* _WHAT YOU SHOULD DO_
Read the entries below and pull out each line with the string "name".

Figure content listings
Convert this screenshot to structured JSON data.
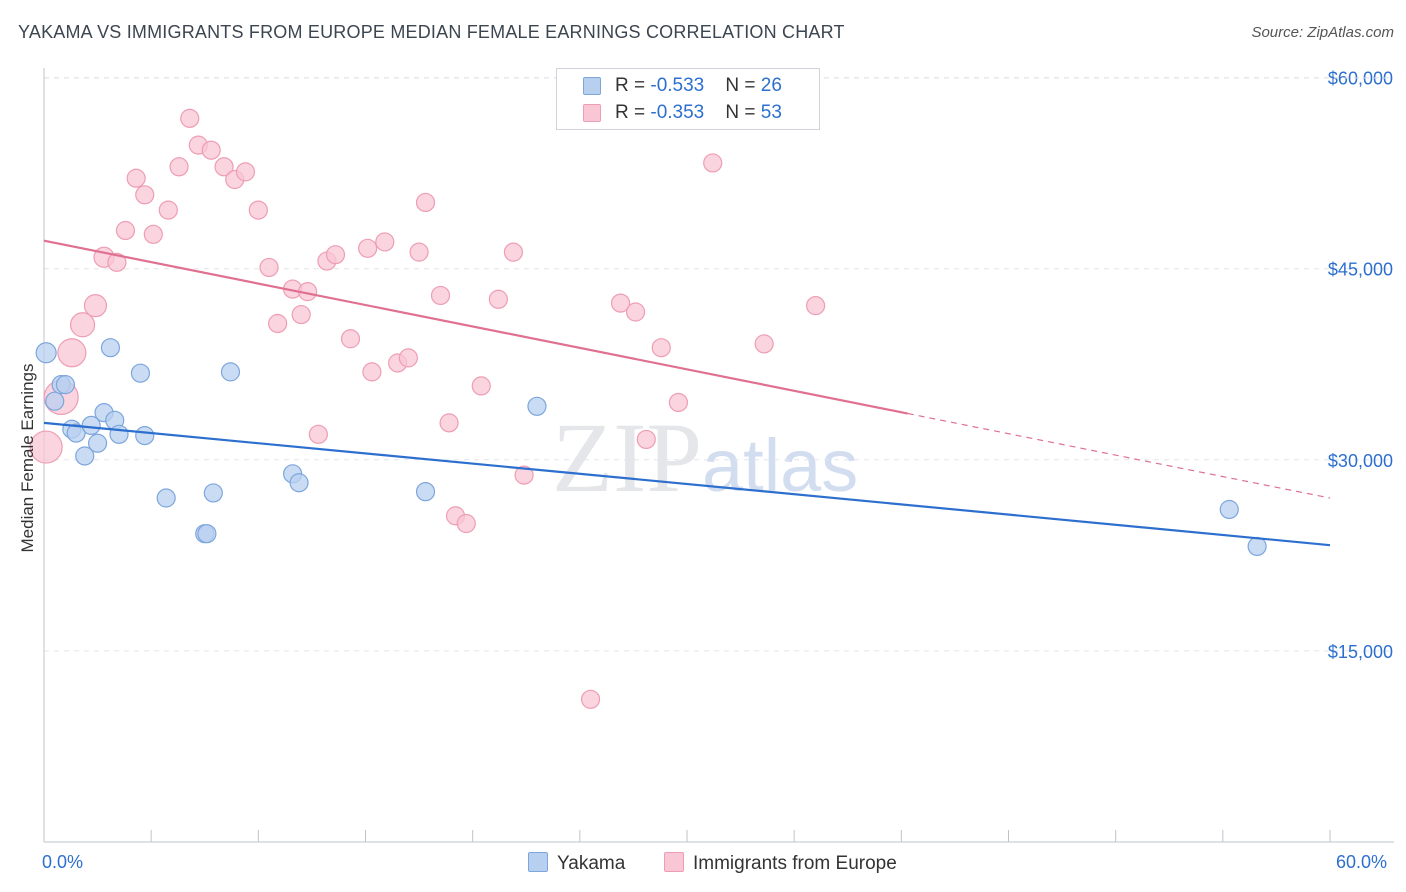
{
  "title": "YAKAMA VS IMMIGRANTS FROM EUROPE MEDIAN FEMALE EARNINGS CORRELATION CHART",
  "source": "Source: ZipAtlas.com",
  "watermark": {
    "zip": "ZIP",
    "atlas": "atlas"
  },
  "legend_top": [
    {
      "label": "R = ",
      "r": "-0.533",
      "n_label": "N = ",
      "n": "26"
    },
    {
      "label": "R = ",
      "r": "-0.353",
      "n_label": "N = ",
      "n": "53"
    }
  ],
  "colors": {
    "blue_fill": "#b8d0f0",
    "blue_stroke": "#7da6dc",
    "blue_line": "#2d6fcf",
    "pink_fill": "#f8c6d4",
    "pink_stroke": "#ee9db4",
    "pink_line": "#e0708f",
    "tick_text": "#2d6fcf",
    "grid": "#e2e5ea"
  },
  "chart_data": {
    "type": "scatter",
    "title": "YAKAMA VS IMMIGRANTS FROM EUROPE MEDIAN FEMALE EARNINGS CORRELATION CHART",
    "xlabel": "",
    "ylabel": "Median Female Earnings",
    "xlim": [
      0,
      60
    ],
    "ylim": [
      0,
      62000
    ],
    "x_tick_labels": {
      "left": "0.0%",
      "right": "60.0%"
    },
    "y_ticks": [
      15000,
      30000,
      45000,
      60000
    ],
    "y_tick_labels": [
      "$15,000",
      "$30,000",
      "$45,000",
      "$60,000"
    ],
    "series": [
      {
        "name": "Yakama",
        "r": -0.533,
        "n": 26,
        "trend": {
          "x": [
            0,
            60
          ],
          "y": [
            32900,
            23300
          ],
          "dashed_from": null
        },
        "points": [
          {
            "x": 0.1,
            "y": 38400,
            "s": 10
          },
          {
            "x": 0.5,
            "y": 34600,
            "s": 9
          },
          {
            "x": 0.8,
            "y": 35900,
            "s": 9
          },
          {
            "x": 1.0,
            "y": 35900,
            "s": 9
          },
          {
            "x": 1.3,
            "y": 32400,
            "s": 9
          },
          {
            "x": 1.5,
            "y": 32100,
            "s": 9
          },
          {
            "x": 1.9,
            "y": 30300,
            "s": 9
          },
          {
            "x": 2.2,
            "y": 32700,
            "s": 9
          },
          {
            "x": 2.5,
            "y": 31300,
            "s": 9
          },
          {
            "x": 2.8,
            "y": 33700,
            "s": 9
          },
          {
            "x": 3.1,
            "y": 38800,
            "s": 9
          },
          {
            "x": 3.3,
            "y": 33100,
            "s": 9
          },
          {
            "x": 3.5,
            "y": 32000,
            "s": 9
          },
          {
            "x": 4.5,
            "y": 36800,
            "s": 9
          },
          {
            "x": 4.7,
            "y": 31900,
            "s": 9
          },
          {
            "x": 5.7,
            "y": 27000,
            "s": 9
          },
          {
            "x": 7.5,
            "y": 24200,
            "s": 9
          },
          {
            "x": 7.6,
            "y": 24200,
            "s": 9
          },
          {
            "x": 7.9,
            "y": 27400,
            "s": 9
          },
          {
            "x": 8.7,
            "y": 36900,
            "s": 9
          },
          {
            "x": 11.6,
            "y": 28900,
            "s": 9
          },
          {
            "x": 11.9,
            "y": 28200,
            "s": 9
          },
          {
            "x": 17.8,
            "y": 27500,
            "s": 9
          },
          {
            "x": 23.0,
            "y": 34200,
            "s": 9
          },
          {
            "x": 55.3,
            "y": 26100,
            "s": 9
          },
          {
            "x": 56.6,
            "y": 23200,
            "s": 9
          }
        ]
      },
      {
        "name": "Immigrants from Europe",
        "r": -0.353,
        "n": 53,
        "trend": {
          "x": [
            0,
            60
          ],
          "y": [
            47200,
            27000
          ],
          "dashed_from": 40.3
        },
        "points": [
          {
            "x": 0.1,
            "y": 31000,
            "s": 16
          },
          {
            "x": 0.8,
            "y": 34900,
            "s": 17
          },
          {
            "x": 1.3,
            "y": 38400,
            "s": 14
          },
          {
            "x": 1.8,
            "y": 40600,
            "s": 12
          },
          {
            "x": 2.4,
            "y": 42100,
            "s": 11
          },
          {
            "x": 2.8,
            "y": 45900,
            "s": 10
          },
          {
            "x": 3.4,
            "y": 45500,
            "s": 9
          },
          {
            "x": 3.8,
            "y": 48000,
            "s": 9
          },
          {
            "x": 4.3,
            "y": 52100,
            "s": 9
          },
          {
            "x": 4.7,
            "y": 50800,
            "s": 9
          },
          {
            "x": 5.1,
            "y": 47700,
            "s": 9
          },
          {
            "x": 5.8,
            "y": 49600,
            "s": 9
          },
          {
            "x": 6.3,
            "y": 53000,
            "s": 9
          },
          {
            "x": 6.8,
            "y": 56800,
            "s": 9
          },
          {
            "x": 7.2,
            "y": 54700,
            "s": 9
          },
          {
            "x": 7.8,
            "y": 54300,
            "s": 9
          },
          {
            "x": 8.4,
            "y": 53000,
            "s": 9
          },
          {
            "x": 8.9,
            "y": 52000,
            "s": 9
          },
          {
            "x": 9.4,
            "y": 52600,
            "s": 9
          },
          {
            "x": 10.0,
            "y": 49600,
            "s": 9
          },
          {
            "x": 10.5,
            "y": 45100,
            "s": 9
          },
          {
            "x": 10.9,
            "y": 40700,
            "s": 9
          },
          {
            "x": 11.6,
            "y": 43400,
            "s": 9
          },
          {
            "x": 12.0,
            "y": 41400,
            "s": 9
          },
          {
            "x": 12.3,
            "y": 43200,
            "s": 9
          },
          {
            "x": 12.8,
            "y": 32000,
            "s": 9
          },
          {
            "x": 13.2,
            "y": 45600,
            "s": 9
          },
          {
            "x": 13.6,
            "y": 46100,
            "s": 9
          },
          {
            "x": 14.3,
            "y": 39500,
            "s": 9
          },
          {
            "x": 15.1,
            "y": 46600,
            "s": 9
          },
          {
            "x": 15.3,
            "y": 36900,
            "s": 9
          },
          {
            "x": 15.9,
            "y": 47100,
            "s": 9
          },
          {
            "x": 16.5,
            "y": 37600,
            "s": 9
          },
          {
            "x": 17.0,
            "y": 38000,
            "s": 9
          },
          {
            "x": 17.5,
            "y": 46300,
            "s": 9
          },
          {
            "x": 17.8,
            "y": 50200,
            "s": 9
          },
          {
            "x": 18.5,
            "y": 42900,
            "s": 9
          },
          {
            "x": 18.9,
            "y": 32900,
            "s": 9
          },
          {
            "x": 19.2,
            "y": 25600,
            "s": 9
          },
          {
            "x": 19.7,
            "y": 25000,
            "s": 9
          },
          {
            "x": 20.4,
            "y": 35800,
            "s": 9
          },
          {
            "x": 21.2,
            "y": 42600,
            "s": 9
          },
          {
            "x": 21.9,
            "y": 46300,
            "s": 9
          },
          {
            "x": 22.4,
            "y": 28800,
            "s": 9
          },
          {
            "x": 25.5,
            "y": 11200,
            "s": 9
          },
          {
            "x": 26.9,
            "y": 42300,
            "s": 9
          },
          {
            "x": 27.6,
            "y": 41600,
            "s": 9
          },
          {
            "x": 28.1,
            "y": 31600,
            "s": 9
          },
          {
            "x": 28.8,
            "y": 38800,
            "s": 9
          },
          {
            "x": 29.6,
            "y": 34500,
            "s": 9
          },
          {
            "x": 31.2,
            "y": 53300,
            "s": 9
          },
          {
            "x": 33.6,
            "y": 39100,
            "s": 9
          },
          {
            "x": 36.0,
            "y": 42100,
            "s": 9
          }
        ]
      }
    ]
  }
}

* _ANSWER BELOW_
        "name": "Yakama",
        "name": "Immigrants from Europe",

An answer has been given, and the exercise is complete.